▸ **MATERIAL PROVIDED**
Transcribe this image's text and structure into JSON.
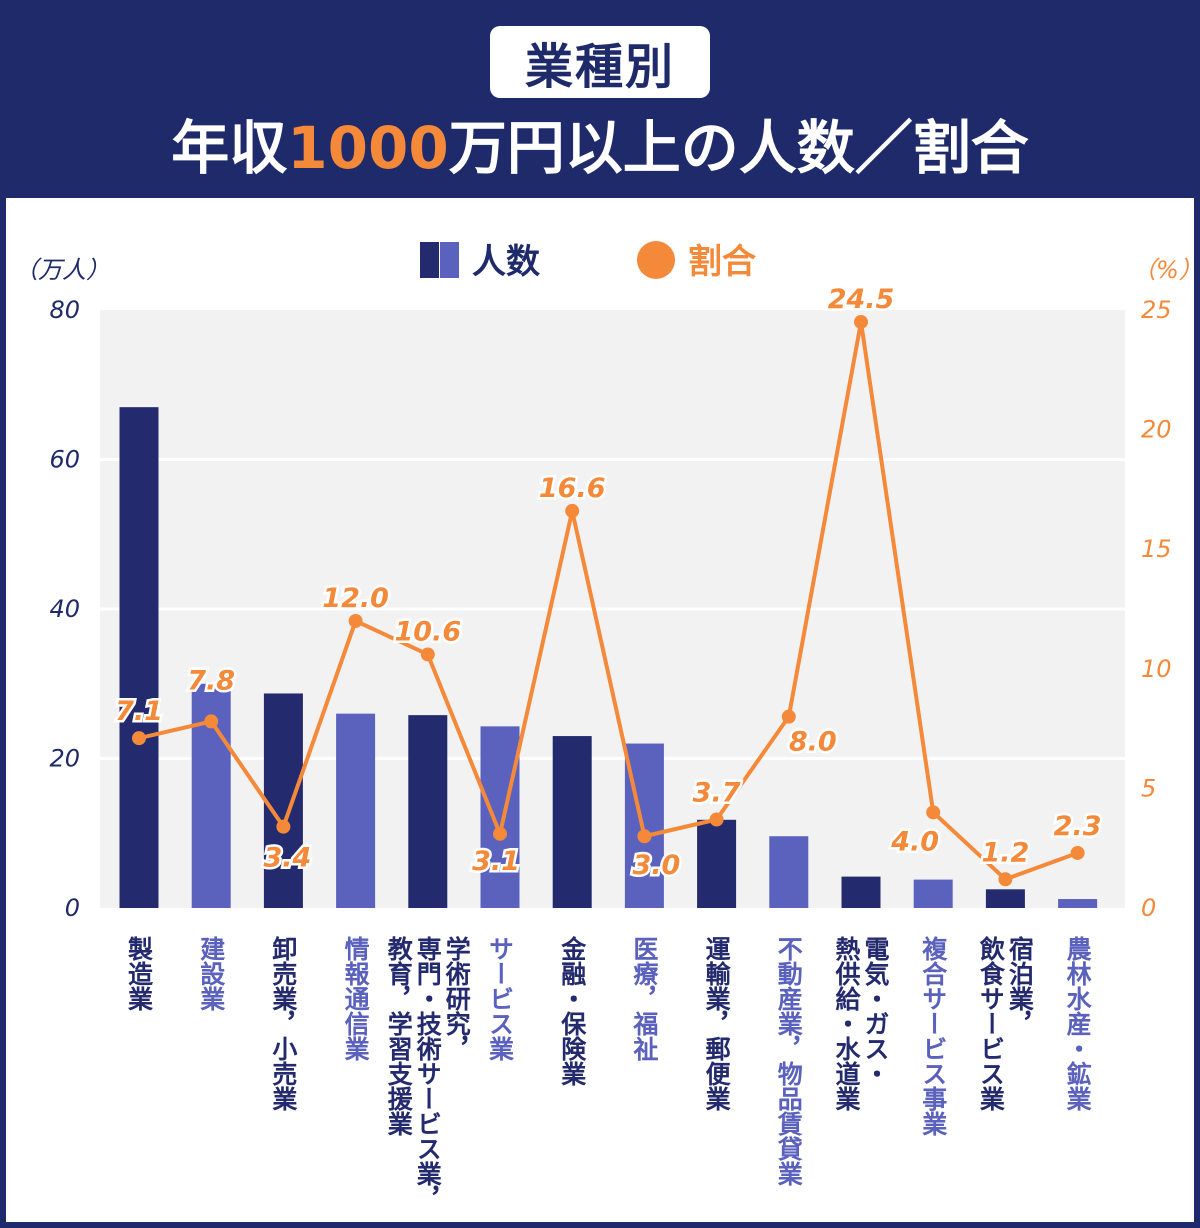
{
  "header": {
    "badge": "業種別",
    "title_pre": "年収",
    "title_highlight": "1000",
    "title_post": "万円以上の人数／割合"
  },
  "colors": {
    "navy": "#1f2a6b",
    "bar_dark": "#232a6e",
    "bar_light": "#5b62bd",
    "orange": "#f5893a",
    "plot_bg": "#f2f2f2"
  },
  "legend": {
    "count_label": "人数",
    "ratio_label": "割合"
  },
  "chart_data": {
    "type": "bar+line",
    "categories": [
      "製造業",
      "建設業",
      "卸売業，小売業",
      "情報通信業",
      "学術研究，専門・技術サービス業，教育，学習支援業",
      "サービス業",
      "金融・保険業",
      "医療，福祉",
      "運輸業，郵便業",
      "不動産業，物品賃貸業",
      "電気・ガス・熱供給・水道業",
      "複合サービス事業",
      "宿泊業，飲食サービス業",
      "農林水産・鉱業"
    ],
    "category_lines": [
      [
        "製造業"
      ],
      [
        "建設業"
      ],
      [
        "卸売業，小売業"
      ],
      [
        "情報通信業"
      ],
      [
        "学術研究，",
        "専門・技術サービス業，",
        "教育，学習支援業"
      ],
      [
        "サービス業"
      ],
      [
        "金融・保険業"
      ],
      [
        "医療，福祉"
      ],
      [
        "運輸業，郵便業"
      ],
      [
        "不動産業，物品賃貸業"
      ],
      [
        "電気・ガス・",
        "熱供給・水道業"
      ],
      [
        "複合サービス事業"
      ],
      [
        "宿泊業，",
        "飲食サービス業"
      ],
      [
        "農林水産・鉱業"
      ]
    ],
    "series": [
      {
        "name": "人数",
        "type": "bar",
        "axis": "left",
        "values": [
          67,
          30,
          28.7,
          26,
          25.8,
          24.3,
          23,
          22,
          11.8,
          9.6,
          4.2,
          3.8,
          2.5,
          1.2
        ]
      },
      {
        "name": "割合",
        "type": "line",
        "axis": "right",
        "values": [
          7.1,
          7.8,
          3.4,
          12.0,
          10.6,
          3.1,
          16.6,
          3.0,
          3.7,
          8.0,
          24.5,
          4.0,
          1.2,
          2.3
        ]
      }
    ],
    "ratio_labels": [
      "7.1",
      "7.8",
      "3.4",
      "12.0",
      "10.6",
      "3.1",
      "16.6",
      "3.0",
      "3.7",
      "8.0",
      "24.5",
      "4.0",
      "1.2",
      "2.3"
    ],
    "y_left": {
      "unit_label": "（万人）",
      "ylim": [
        0,
        80
      ],
      "ticks": [
        "0",
        "20",
        "40",
        "60",
        "80"
      ]
    },
    "y_right": {
      "unit_label": "（%）",
      "ylim": [
        0,
        25
      ],
      "ticks": [
        "0",
        "5",
        "10",
        "15",
        "20",
        "25"
      ]
    },
    "grid": true,
    "legend_position": "top-center"
  }
}
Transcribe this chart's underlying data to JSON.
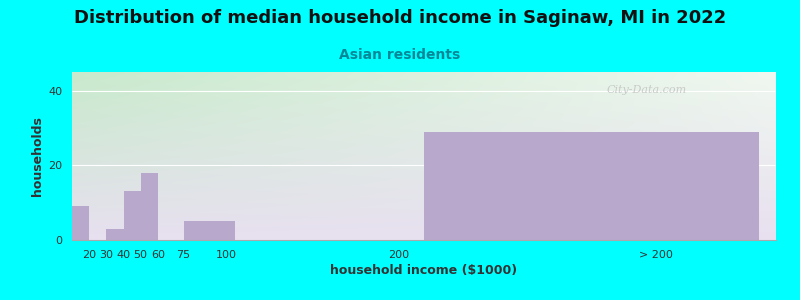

▸ **AIM OF THE TASK**
The records shown above are to be repeated exactly, with the pictures left out.

▸ **THE ANSWER**
Transcribe this image's text and structure into JSON.
{
  "header": {
    "badge": "業種別",
    "title_pre": "年収",
    "title_highlight": "1000",
    "title_post": "万円以上の人数／割合"
  },
  "colors": {
    "navy": "#1f2a6b",
    "bar_dark": "#232a6e",
    "bar_light": "#5b62bd",
    "orange": "#f5893a",
    "plot_bg": "#f2f2f2"
  },
  "legend": {
    "count_label": "人数",
    "ratio_label": "割合"
  },
  "chart_data": {
    "type": "bar+line",
    "categories": [
      "製造業",
      "建設業",
      "卸売業，小売業",
      "情報通信業",
      "学術研究，専門・技術サービス業，教育，学習支援業",
      "サービス業",
      "金融・保険業",
      "医療，福祉",
      "運輸業，郵便業",
      "不動産業，物品賃貸業",
      "電気・ガス・熱供給・水道業",
      "複合サービス事業",
      "宿泊業，飲食サービス業",
      "農林水産・鉱業"
    ],
    "category_lines": [
      [
        "製造業"
      ],
      [
        "建設業"
      ],
      [
        "卸売業，小売業"
      ],
      [
        "情報通信業"
      ],
      [
        "学術研究，",
        "専門・技術サービス業，",
        "教育，学習支援業"
      ],
      [
        "サービス業"
      ],
      [
        "金融・保険業"
      ],
      [
        "医療，福祉"
      ],
      [
        "運輸業，郵便業"
      ],
      [
        "不動産業，物品賃貸業"
      ],
      [
        "電気・ガス・",
        "熱供給・水道業"
      ],
      [
        "複合サービス事業"
      ],
      [
        "宿泊業，",
        "飲食サービス業"
      ],
      [
        "農林水産・鉱業"
      ]
    ],
    "series": [
      {
        "name": "人数",
        "type": "bar",
        "axis": "left",
        "values": [
          67,
          30,
          28.7,
          26,
          25.8,
          24.3,
          23,
          22,
          11.8,
          9.6,
          4.2,
          3.8,
          2.5,
          1.2
        ]
      },
      {
        "name": "割合",
        "type": "line",
        "axis": "right",
        "values": [
          7.1,
          7.8,
          3.4,
          12.0,
          10.6,
          3.1,
          16.6,
          3.0,
          3.7,
          8.0,
          24.5,
          4.0,
          1.2,
          2.3
        ]
      }
    ],
    "ratio_labels": [
      "7.1",
      "7.8",
      "3.4",
      "12.0",
      "10.6",
      "3.1",
      "16.6",
      "3.0",
      "3.7",
      "8.0",
      "24.5",
      "4.0",
      "1.2",
      "2.3"
    ],
    "y_left": {
      "unit_label": "（万人）",
      "ylim": [
        0,
        80
      ],
      "ticks": [
        "0",
        "20",
        "40",
        "60",
        "80"
      ]
    },
    "y_right": {
      "unit_label": "（%）",
      "ylim": [
        0,
        25
      ],
      "ticks": [
        "0",
        "5",
        "10",
        "15",
        "20",
        "25"
      ]
    },
    "grid": true,
    "legend_position": "top-center"
  }
}
Transcribe this chart's underlying data to JSON.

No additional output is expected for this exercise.